Collection entries
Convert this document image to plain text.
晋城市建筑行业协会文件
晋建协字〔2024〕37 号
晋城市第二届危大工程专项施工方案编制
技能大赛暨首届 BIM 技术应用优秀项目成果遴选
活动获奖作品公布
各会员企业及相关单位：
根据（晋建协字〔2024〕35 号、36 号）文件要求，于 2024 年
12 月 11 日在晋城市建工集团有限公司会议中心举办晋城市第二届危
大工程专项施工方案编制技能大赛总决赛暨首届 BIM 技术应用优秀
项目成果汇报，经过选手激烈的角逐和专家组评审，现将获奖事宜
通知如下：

#### Written instruction:
Reproduce each entry exactly, leaving out nothing.

#### Solved exercise:
Convert this document image to plain text.
晋城市建筑行业协会文件
晋建协字〔2024〕37 号
晋城市第二届危大工程专项施工方案编制
技能大赛暨首届 BIM 技术应用优秀项目成果遴选
活动获奖作品公布
各会员企业及相关单位：
根据（晋建协字〔2024〕35 号、36 号）文件要求，于 2024 年
12 月 11 日在晋城市建工集团有限公司会议中心举办晋城市第二届危
大工程专项施工方案编制技能大赛总决赛暨首届 BIM 技术应用优秀
项目成果汇报，经过选手激烈的角逐和专家组评审，现将获奖事宜
通知如下：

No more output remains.